>> BEGIN

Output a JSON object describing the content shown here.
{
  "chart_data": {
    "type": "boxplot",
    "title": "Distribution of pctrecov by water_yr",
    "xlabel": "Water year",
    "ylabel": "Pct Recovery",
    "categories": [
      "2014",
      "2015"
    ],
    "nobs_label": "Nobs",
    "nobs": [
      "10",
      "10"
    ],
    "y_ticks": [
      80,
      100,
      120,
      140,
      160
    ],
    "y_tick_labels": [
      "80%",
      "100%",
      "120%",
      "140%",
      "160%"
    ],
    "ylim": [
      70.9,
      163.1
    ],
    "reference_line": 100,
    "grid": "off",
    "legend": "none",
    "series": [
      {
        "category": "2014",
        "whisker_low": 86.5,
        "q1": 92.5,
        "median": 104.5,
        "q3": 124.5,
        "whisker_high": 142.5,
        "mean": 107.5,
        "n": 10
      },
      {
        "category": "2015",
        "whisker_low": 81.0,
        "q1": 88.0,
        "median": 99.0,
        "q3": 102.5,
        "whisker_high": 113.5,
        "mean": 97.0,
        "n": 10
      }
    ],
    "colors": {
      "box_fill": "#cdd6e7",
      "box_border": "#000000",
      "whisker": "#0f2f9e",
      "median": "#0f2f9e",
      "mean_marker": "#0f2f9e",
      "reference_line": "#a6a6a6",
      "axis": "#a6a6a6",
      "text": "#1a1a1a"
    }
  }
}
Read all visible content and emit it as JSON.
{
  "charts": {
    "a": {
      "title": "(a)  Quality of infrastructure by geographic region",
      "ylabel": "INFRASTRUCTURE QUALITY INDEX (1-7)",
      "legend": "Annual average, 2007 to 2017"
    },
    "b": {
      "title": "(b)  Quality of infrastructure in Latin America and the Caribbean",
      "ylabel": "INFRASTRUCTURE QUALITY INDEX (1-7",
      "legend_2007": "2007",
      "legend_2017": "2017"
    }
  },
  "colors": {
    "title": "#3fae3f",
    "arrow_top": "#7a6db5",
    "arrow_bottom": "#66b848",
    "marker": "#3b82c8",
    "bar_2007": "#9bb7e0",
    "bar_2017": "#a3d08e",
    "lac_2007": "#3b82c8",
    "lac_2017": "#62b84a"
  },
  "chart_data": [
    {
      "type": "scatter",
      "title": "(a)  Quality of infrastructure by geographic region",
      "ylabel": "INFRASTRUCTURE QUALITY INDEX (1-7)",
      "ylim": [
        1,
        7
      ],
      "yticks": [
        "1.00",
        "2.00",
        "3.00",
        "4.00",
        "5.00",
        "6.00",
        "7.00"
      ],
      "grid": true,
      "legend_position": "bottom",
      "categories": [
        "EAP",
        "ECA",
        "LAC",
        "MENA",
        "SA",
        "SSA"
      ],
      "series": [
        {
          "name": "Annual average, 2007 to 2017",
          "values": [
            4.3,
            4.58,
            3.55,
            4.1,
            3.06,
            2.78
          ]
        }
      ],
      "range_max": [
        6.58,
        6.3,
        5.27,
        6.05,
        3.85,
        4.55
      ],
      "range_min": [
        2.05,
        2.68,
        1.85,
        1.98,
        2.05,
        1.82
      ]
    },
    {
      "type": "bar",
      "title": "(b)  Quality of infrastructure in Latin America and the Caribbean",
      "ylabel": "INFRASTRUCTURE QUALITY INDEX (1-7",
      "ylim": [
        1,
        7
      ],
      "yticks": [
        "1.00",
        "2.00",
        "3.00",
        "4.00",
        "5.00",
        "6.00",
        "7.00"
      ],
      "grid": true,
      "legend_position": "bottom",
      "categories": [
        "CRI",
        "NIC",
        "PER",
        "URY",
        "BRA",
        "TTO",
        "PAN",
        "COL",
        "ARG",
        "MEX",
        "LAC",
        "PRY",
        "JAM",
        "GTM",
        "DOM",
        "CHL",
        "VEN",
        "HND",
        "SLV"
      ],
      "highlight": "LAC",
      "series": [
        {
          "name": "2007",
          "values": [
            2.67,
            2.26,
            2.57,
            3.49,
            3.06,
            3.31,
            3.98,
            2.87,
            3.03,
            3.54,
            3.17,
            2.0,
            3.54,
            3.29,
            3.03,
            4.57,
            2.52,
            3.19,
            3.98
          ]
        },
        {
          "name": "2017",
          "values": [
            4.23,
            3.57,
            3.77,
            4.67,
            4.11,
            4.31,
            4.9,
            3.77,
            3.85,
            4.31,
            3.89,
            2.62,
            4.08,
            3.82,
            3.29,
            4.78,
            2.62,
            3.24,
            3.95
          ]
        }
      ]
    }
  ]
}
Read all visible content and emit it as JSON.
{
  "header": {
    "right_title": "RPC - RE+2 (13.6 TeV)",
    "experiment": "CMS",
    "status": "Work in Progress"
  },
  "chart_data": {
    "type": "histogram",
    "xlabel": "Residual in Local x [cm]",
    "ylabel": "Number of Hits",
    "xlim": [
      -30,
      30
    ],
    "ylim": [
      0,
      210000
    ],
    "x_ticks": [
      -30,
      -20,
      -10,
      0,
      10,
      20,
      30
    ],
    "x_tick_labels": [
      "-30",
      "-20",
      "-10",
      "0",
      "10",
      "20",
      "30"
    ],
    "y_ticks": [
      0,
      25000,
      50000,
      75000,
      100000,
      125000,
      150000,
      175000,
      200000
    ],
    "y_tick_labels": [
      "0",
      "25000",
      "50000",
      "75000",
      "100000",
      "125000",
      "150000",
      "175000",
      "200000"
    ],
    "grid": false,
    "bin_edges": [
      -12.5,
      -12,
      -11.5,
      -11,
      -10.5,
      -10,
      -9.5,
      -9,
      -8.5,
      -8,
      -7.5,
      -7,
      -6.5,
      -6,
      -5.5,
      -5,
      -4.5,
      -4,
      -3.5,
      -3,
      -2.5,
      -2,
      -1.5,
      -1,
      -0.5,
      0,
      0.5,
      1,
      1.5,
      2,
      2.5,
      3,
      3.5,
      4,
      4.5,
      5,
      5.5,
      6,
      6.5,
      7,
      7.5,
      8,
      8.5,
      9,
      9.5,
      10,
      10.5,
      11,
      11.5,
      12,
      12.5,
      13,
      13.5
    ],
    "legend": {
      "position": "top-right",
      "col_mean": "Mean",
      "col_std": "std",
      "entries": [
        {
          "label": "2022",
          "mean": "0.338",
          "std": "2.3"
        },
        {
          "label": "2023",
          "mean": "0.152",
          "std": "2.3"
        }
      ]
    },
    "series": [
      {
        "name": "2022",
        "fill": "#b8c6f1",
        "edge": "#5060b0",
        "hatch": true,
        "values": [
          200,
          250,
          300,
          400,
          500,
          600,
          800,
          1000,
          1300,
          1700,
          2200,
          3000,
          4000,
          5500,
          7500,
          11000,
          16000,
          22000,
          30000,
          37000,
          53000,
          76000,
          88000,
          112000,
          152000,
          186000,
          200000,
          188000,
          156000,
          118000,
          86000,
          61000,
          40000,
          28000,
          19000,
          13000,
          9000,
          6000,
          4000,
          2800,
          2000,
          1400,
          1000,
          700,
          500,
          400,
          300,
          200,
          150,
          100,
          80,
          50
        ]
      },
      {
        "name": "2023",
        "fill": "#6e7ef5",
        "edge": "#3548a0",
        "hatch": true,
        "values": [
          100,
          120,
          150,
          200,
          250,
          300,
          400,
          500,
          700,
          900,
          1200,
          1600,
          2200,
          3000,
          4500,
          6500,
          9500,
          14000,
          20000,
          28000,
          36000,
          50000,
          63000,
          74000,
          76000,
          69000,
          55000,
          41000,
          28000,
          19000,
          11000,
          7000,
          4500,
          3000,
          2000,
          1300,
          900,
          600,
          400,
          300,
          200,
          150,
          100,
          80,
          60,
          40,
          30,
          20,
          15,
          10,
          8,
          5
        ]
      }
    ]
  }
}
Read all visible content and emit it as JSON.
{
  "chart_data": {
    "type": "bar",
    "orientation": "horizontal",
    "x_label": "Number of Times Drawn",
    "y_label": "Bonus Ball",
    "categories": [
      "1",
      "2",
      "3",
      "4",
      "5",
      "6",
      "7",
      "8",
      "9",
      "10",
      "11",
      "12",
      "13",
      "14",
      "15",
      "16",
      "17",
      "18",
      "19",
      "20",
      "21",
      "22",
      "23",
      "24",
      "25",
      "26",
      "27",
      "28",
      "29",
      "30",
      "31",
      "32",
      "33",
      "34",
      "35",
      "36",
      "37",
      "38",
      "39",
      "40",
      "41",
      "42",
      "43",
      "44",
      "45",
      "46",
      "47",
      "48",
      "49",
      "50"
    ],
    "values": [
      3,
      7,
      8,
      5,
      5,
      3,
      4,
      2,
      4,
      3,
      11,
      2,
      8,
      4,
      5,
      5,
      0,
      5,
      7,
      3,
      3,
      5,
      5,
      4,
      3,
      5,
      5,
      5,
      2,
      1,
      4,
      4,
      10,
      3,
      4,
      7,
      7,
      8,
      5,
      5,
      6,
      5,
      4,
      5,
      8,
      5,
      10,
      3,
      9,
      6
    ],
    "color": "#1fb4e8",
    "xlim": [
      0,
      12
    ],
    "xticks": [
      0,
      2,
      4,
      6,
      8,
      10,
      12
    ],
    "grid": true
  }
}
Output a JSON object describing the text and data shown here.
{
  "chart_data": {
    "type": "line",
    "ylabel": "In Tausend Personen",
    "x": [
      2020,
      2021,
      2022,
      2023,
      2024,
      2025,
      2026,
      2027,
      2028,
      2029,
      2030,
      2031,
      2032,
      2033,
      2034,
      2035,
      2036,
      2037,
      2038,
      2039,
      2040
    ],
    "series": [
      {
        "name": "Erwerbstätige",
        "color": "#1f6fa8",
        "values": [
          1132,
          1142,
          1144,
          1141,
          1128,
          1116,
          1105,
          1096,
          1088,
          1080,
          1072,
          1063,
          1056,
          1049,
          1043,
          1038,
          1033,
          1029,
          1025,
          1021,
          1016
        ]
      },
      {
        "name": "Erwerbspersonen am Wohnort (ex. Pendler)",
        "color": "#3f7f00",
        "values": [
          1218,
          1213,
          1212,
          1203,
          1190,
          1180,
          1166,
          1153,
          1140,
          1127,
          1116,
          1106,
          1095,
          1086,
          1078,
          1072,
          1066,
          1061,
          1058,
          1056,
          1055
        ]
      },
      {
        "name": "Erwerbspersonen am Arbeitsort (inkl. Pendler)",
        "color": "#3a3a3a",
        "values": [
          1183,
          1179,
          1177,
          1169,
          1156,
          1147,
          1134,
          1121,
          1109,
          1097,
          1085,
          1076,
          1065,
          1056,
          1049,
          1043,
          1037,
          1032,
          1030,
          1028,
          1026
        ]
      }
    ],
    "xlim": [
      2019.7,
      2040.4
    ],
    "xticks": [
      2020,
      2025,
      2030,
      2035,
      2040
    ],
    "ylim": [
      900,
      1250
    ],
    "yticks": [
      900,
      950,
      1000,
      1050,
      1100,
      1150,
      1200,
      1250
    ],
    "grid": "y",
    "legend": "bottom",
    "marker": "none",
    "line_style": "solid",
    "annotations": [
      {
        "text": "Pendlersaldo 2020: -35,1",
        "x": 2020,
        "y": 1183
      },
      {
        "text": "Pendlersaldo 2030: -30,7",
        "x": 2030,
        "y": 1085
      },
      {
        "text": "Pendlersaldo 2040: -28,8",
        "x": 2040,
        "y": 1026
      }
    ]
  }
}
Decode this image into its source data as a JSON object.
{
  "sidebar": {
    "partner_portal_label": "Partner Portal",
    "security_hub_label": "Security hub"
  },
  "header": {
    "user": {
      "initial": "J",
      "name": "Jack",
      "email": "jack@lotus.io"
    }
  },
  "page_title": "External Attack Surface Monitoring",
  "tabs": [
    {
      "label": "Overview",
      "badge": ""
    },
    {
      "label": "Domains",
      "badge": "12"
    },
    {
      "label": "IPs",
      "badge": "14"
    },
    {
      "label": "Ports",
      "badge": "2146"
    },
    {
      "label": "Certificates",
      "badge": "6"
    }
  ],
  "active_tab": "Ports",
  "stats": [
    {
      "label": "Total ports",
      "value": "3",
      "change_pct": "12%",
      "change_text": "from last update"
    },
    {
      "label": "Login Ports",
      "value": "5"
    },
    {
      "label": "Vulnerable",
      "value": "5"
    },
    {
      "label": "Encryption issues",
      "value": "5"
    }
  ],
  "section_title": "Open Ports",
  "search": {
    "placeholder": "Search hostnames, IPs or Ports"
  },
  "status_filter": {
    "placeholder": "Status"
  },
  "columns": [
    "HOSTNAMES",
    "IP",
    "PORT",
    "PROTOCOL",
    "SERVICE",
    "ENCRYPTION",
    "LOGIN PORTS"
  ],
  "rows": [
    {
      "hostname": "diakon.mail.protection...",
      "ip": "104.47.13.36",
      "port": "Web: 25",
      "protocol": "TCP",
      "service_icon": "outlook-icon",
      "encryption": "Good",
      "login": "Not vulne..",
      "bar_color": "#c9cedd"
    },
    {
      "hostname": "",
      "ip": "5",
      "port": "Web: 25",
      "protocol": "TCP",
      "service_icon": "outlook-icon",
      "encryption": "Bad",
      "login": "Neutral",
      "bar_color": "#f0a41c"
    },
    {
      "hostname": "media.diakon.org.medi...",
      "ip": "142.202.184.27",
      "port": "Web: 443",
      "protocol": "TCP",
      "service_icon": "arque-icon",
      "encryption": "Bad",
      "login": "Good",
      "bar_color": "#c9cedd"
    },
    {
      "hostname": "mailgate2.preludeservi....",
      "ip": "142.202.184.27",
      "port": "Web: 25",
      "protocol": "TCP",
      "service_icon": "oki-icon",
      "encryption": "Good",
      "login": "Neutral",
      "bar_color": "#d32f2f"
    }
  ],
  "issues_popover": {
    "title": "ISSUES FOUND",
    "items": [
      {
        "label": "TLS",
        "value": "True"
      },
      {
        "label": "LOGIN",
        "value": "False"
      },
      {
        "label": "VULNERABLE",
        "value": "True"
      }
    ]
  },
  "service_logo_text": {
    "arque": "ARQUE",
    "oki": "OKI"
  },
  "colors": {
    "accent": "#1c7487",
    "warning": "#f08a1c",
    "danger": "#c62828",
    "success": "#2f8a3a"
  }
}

>> END

EXERCISE PROMPT:
Look above for lines with the word "xlabel" and copy them all.

THE RESPONSE:
    "xlabel": "Water year",
    "xlabel": "Residual in Local x [cm]",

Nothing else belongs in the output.